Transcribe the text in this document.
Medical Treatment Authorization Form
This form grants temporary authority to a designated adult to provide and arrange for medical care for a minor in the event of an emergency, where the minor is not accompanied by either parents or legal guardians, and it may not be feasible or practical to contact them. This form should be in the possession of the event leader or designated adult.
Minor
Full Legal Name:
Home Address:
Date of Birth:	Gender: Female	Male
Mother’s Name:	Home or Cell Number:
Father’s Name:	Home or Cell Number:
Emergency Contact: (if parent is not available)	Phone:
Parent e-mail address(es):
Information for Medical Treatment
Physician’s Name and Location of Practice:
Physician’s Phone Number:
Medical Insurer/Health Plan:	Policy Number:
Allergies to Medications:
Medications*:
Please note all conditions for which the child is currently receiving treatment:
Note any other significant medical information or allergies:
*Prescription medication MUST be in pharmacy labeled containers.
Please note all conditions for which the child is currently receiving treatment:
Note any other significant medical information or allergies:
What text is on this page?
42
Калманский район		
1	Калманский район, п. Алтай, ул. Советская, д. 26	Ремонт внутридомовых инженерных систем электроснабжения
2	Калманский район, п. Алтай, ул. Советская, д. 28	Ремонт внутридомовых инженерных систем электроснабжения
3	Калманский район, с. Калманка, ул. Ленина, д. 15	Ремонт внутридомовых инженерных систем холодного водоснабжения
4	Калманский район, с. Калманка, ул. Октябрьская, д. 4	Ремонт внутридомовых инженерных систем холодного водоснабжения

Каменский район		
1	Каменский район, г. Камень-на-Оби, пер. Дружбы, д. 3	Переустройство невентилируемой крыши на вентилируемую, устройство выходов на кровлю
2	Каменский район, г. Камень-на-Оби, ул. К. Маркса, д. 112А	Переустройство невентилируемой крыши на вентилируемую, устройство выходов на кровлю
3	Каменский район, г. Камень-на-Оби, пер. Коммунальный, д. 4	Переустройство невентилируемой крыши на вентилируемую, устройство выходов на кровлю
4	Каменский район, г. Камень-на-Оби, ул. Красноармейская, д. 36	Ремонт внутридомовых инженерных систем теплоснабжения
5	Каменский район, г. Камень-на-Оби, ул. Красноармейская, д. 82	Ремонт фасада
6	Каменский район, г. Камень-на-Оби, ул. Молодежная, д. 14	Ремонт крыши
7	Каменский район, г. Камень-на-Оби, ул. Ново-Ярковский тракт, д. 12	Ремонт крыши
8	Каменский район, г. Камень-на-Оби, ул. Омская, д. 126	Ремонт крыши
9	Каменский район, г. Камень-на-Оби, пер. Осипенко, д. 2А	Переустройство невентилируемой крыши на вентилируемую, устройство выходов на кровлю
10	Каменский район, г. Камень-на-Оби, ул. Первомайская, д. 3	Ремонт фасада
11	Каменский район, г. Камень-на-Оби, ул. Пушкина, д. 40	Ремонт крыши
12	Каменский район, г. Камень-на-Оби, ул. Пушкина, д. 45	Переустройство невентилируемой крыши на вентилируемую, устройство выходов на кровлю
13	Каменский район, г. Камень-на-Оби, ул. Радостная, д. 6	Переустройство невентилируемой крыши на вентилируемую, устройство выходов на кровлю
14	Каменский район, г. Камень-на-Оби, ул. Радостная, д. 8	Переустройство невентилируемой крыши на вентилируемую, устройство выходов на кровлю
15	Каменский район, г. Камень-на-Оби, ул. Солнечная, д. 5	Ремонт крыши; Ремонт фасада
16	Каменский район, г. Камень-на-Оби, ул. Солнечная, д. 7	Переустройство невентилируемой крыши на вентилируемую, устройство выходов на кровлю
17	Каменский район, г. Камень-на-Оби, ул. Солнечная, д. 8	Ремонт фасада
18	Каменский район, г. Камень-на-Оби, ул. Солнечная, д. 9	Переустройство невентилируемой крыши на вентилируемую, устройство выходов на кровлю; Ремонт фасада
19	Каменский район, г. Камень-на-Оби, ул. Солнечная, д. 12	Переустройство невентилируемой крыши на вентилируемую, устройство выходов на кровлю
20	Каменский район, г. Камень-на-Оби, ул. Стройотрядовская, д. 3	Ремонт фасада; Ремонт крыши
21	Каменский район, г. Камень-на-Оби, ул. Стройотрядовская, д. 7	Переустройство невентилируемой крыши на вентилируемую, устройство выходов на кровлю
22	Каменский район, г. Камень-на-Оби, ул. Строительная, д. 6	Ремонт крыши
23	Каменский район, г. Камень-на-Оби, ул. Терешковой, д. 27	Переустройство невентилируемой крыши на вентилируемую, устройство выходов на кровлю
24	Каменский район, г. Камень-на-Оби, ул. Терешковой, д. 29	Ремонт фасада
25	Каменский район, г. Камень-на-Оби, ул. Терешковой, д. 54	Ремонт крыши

> **TASK REQUIREMENTS**: Each line that contains the word "Home" counts toward the total; give only that total.

> **COMPLETE ANSWER**: 3